__Given task__. Copy each line of the material below that includes the string "this".

# # #

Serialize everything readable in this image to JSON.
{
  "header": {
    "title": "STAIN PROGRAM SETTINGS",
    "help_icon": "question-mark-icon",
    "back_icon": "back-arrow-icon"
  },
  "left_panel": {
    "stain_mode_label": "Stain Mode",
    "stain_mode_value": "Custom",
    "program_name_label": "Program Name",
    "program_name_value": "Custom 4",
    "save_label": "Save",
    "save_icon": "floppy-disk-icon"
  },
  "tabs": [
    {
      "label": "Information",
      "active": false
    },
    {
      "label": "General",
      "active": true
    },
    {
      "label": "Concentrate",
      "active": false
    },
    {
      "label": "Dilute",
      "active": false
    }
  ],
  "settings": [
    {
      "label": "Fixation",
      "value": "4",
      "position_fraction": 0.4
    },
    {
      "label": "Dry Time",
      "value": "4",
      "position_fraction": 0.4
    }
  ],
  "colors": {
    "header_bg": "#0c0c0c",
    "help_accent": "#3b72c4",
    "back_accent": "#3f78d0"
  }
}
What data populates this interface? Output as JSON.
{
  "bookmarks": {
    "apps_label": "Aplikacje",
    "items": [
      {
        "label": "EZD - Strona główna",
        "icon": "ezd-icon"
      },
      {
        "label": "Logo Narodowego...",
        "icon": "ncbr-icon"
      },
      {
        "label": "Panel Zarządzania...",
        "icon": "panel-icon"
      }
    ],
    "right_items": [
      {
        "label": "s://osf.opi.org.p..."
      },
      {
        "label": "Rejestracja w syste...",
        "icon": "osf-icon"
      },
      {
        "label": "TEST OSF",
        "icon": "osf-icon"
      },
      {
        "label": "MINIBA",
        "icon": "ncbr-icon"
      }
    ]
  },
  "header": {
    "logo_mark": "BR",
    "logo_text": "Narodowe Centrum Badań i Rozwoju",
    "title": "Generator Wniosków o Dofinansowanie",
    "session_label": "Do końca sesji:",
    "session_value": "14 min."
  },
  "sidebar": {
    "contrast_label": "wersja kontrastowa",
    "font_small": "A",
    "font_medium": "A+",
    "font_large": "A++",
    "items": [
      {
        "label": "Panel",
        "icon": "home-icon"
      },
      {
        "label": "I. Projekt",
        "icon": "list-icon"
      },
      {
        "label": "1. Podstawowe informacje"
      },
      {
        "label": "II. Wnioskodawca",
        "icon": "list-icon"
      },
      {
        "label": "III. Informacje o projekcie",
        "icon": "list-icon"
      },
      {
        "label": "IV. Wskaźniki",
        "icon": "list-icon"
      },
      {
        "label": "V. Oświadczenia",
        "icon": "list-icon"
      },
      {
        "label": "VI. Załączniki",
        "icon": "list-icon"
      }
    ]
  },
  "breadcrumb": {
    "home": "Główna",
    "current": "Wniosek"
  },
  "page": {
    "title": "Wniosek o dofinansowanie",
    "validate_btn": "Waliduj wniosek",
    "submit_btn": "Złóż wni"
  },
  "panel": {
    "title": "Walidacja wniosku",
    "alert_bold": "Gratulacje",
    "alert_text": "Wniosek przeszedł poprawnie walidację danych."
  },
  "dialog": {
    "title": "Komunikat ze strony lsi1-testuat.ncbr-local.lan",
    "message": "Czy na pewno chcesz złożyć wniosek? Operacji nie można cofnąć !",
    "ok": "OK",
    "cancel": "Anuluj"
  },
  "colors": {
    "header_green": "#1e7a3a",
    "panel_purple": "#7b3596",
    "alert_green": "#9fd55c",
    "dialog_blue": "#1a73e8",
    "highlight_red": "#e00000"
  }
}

# # #

__Response__.
Serialize everything readable in this image to JSON.
What data populates this interface? Output as JSON.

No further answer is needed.